**STATED EXERCISE**. Your copy of the material must match it exactly, except that pictures are dropped.

— Start of DATA —

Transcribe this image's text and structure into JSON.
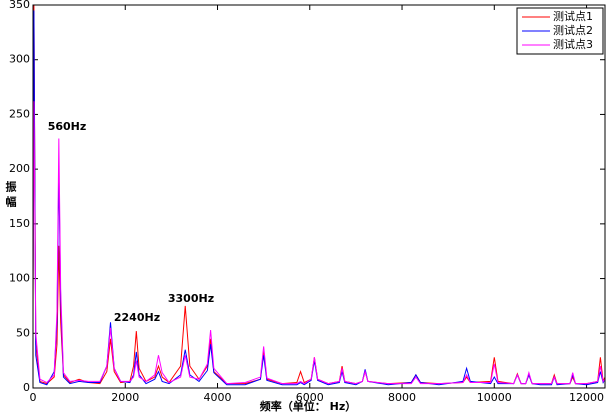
{
  "chart_data": {
    "type": "line",
    "x_label": "频率（单位： Hz）",
    "y_label": "振幅",
    "annotations": [
      "560Hz",
      "2240Hz",
      "3300Hz"
    ],
    "x": [
      0,
      20,
      60,
      150,
      300,
      460,
      520,
      560,
      600,
      660,
      800,
      1000,
      1200,
      1450,
      1600,
      1680,
      1760,
      1900,
      2100,
      2180,
      2240,
      2300,
      2450,
      2640,
      2720,
      2800,
      2950,
      3200,
      3300,
      3400,
      3600,
      3780,
      3850,
      3920,
      4200,
      4600,
      4930,
      5000,
      5070,
      5400,
      5720,
      5800,
      5880,
      6030,
      6100,
      6170,
      6400,
      6640,
      6700,
      6760,
      7000,
      7140,
      7200,
      7260,
      7700,
      8200,
      8300,
      8400,
      8800,
      9320,
      9400,
      9480,
      9920,
      10000,
      10080,
      10420,
      10500,
      10580,
      10680,
      10750,
      10820,
      11000,
      11240,
      11300,
      11360,
      11640,
      11700,
      11760,
      12000,
      12240,
      12300,
      12360,
      12400
    ],
    "series": [
      {
        "name": "测试点1",
        "color": "#ff0000",
        "values": [
          60,
          350,
          40,
          6,
          4,
          10,
          40,
          130,
          60,
          12,
          5,
          8,
          5,
          4,
          15,
          45,
          15,
          5,
          6,
          20,
          52,
          18,
          6,
          10,
          20,
          10,
          5,
          20,
          75,
          20,
          8,
          20,
          45,
          15,
          4,
          4,
          8,
          35,
          8,
          4,
          5,
          15,
          5,
          8,
          28,
          8,
          4,
          6,
          20,
          6,
          4,
          6,
          15,
          6,
          4,
          5,
          12,
          5,
          4,
          5,
          10,
          5,
          6,
          28,
          6,
          4,
          13,
          4,
          4,
          12,
          4,
          4,
          4,
          12,
          4,
          4,
          10,
          4,
          4,
          6,
          28,
          6,
          10
        ]
      },
      {
        "name": "测试点2",
        "color": "#0000ff",
        "values": [
          90,
          345,
          30,
          5,
          3,
          15,
          60,
          200,
          80,
          10,
          4,
          6,
          5,
          5,
          20,
          60,
          18,
          6,
          5,
          12,
          33,
          12,
          4,
          8,
          15,
          6,
          4,
          12,
          35,
          12,
          6,
          16,
          40,
          14,
          3,
          3,
          8,
          30,
          7,
          3,
          3,
          5,
          3,
          7,
          25,
          7,
          3,
          5,
          15,
          5,
          3,
          6,
          17,
          6,
          3,
          5,
          12,
          5,
          3,
          6,
          18,
          6,
          4,
          10,
          4,
          4,
          12,
          4,
          4,
          12,
          4,
          3,
          3,
          10,
          3,
          4,
          12,
          4,
          3,
          5,
          15,
          5,
          8
        ]
      },
      {
        "name": "测试点3",
        "color": "#ff00ff",
        "values": [
          100,
          262,
          50,
          8,
          5,
          12,
          70,
          228,
          90,
          14,
          6,
          7,
          6,
          6,
          20,
          55,
          18,
          6,
          6,
          10,
          25,
          10,
          6,
          12,
          30,
          14,
          5,
          10,
          30,
          10,
          8,
          22,
          53,
          18,
          4,
          5,
          10,
          38,
          9,
          4,
          4,
          6,
          4,
          8,
          28,
          8,
          4,
          6,
          18,
          6,
          4,
          6,
          15,
          6,
          4,
          4,
          10,
          4,
          4,
          5,
          12,
          5,
          5,
          22,
          5,
          4,
          12,
          4,
          4,
          14,
          4,
          4,
          4,
          10,
          4,
          4,
          14,
          4,
          4,
          6,
          20,
          6,
          8
        ]
      }
    ],
    "xlim": [
      0,
      12400
    ],
    "ylim": [
      0,
      350
    ],
    "xticks": [
      0,
      2000,
      4000,
      6000,
      8000,
      10000,
      12000
    ],
    "yticks": [
      0,
      50,
      100,
      150,
      200,
      250,
      300,
      350
    ],
    "legend": "upper-right"
  }
}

— End of DATA —

**THE SOLUTION**.
Transcribe this image's text and structure into JSON.
{
  "chart_data": {
    "type": "line",
    "x_label": "频率（单位： Hz）",
    "y_label": "振幅",
    "annotations": [
      "560Hz",
      "2240Hz",
      "3300Hz"
    ],
    "x": [
      0,
      20,
      60,
      150,
      300,
      460,
      520,
      560,
      600,
      660,
      800,
      1000,
      1200,
      1450,
      1600,
      1680,
      1760,
      1900,
      2100,
      2180,
      2240,
      2300,
      2450,
      2640,
      2720,
      2800,
      2950,
      3200,
      3300,
      3400,
      3600,
      3780,
      3850,
      3920,
      4200,
      4600,
      4930,
      5000,
      5070,
      5400,
      5720,
      5800,
      5880,
      6030,
      6100,
      6170,
      6400,
      6640,
      6700,
      6760,
      7000,
      7140,
      7200,
      7260,
      7700,
      8200,
      8300,
      8400,
      8800,
      9320,
      9400,
      9480,
      9920,
      10000,
      10080,
      10420,
      10500,
      10580,
      10680,
      10750,
      10820,
      11000,
      11240,
      11300,
      11360,
      11640,
      11700,
      11760,
      12000,
      12240,
      12300,
      12360,
      12400
    ],
    "series": [
      {
        "name": "测试点1",
        "color": "#ff0000",
        "values": [
          60,
          350,
          40,
          6,
          4,
          10,
          40,
          130,
          60,
          12,
          5,
          8,
          5,
          4,
          15,
          45,
          15,
          5,
          6,
          20,
          52,
          18,
          6,
          10,
          20,
          10,
          5,
          20,
          75,
          20,
          8,
          20,
          45,
          15,
          4,
          4,
          8,
          35,
          8,
          4,
          5,
          15,
          5,
          8,
          28,
          8,
          4,
          6,
          20,
          6,
          4,
          6,
          15,
          6,
          4,
          5,
          12,
          5,
          4,
          5,
          10,
          5,
          6,
          28,
          6,
          4,
          13,
          4,
          4,
          12,
          4,
          4,
          4,
          12,
          4,
          4,
          10,
          4,
          4,
          6,
          28,
          6,
          10
        ]
      },
      {
        "name": "测试点2",
        "color": "#0000ff",
        "values": [
          90,
          345,
          30,
          5,
          3,
          15,
          60,
          200,
          80,
          10,
          4,
          6,
          5,
          5,
          20,
          60,
          18,
          6,
          5,
          12,
          33,
          12,
          4,
          8,
          15,
          6,
          4,
          12,
          35,
          12,
          6,
          16,
          40,
          14,
          3,
          3,
          8,
          30,
          7,
          3,
          3,
          5,
          3,
          7,
          25,
          7,
          3,
          5,
          15,
          5,
          3,
          6,
          17,
          6,
          3,
          5,
          12,
          5,
          3,
          6,
          18,
          6,
          4,
          10,
          4,
          4,
          12,
          4,
          4,
          12,
          4,
          3,
          3,
          10,
          3,
          4,
          12,
          4,
          3,
          5,
          15,
          5,
          8
        ]
      },
      {
        "name": "测试点3",
        "color": "#ff00ff",
        "values": [
          100,
          262,
          50,
          8,
          5,
          12,
          70,
          228,
          90,
          14,
          6,
          7,
          6,
          6,
          20,
          55,
          18,
          6,
          6,
          10,
          25,
          10,
          6,
          12,
          30,
          14,
          5,
          10,
          30,
          10,
          8,
          22,
          53,
          18,
          4,
          5,
          10,
          38,
          9,
          4,
          4,
          6,
          4,
          8,
          28,
          8,
          4,
          6,
          18,
          6,
          4,
          6,
          15,
          6,
          4,
          4,
          10,
          4,
          4,
          5,
          12,
          5,
          5,
          22,
          5,
          4,
          12,
          4,
          4,
          14,
          4,
          4,
          4,
          10,
          4,
          4,
          14,
          4,
          4,
          6,
          20,
          6,
          8
        ]
      }
    ],
    "xlim": [
      0,
      12400
    ],
    "ylim": [
      0,
      350
    ],
    "xticks": [
      0,
      2000,
      4000,
      6000,
      8000,
      10000,
      12000
    ],
    "yticks": [
      0,
      50,
      100,
      150,
      200,
      250,
      300,
      350
    ],
    "legend": "upper-right"
  }
}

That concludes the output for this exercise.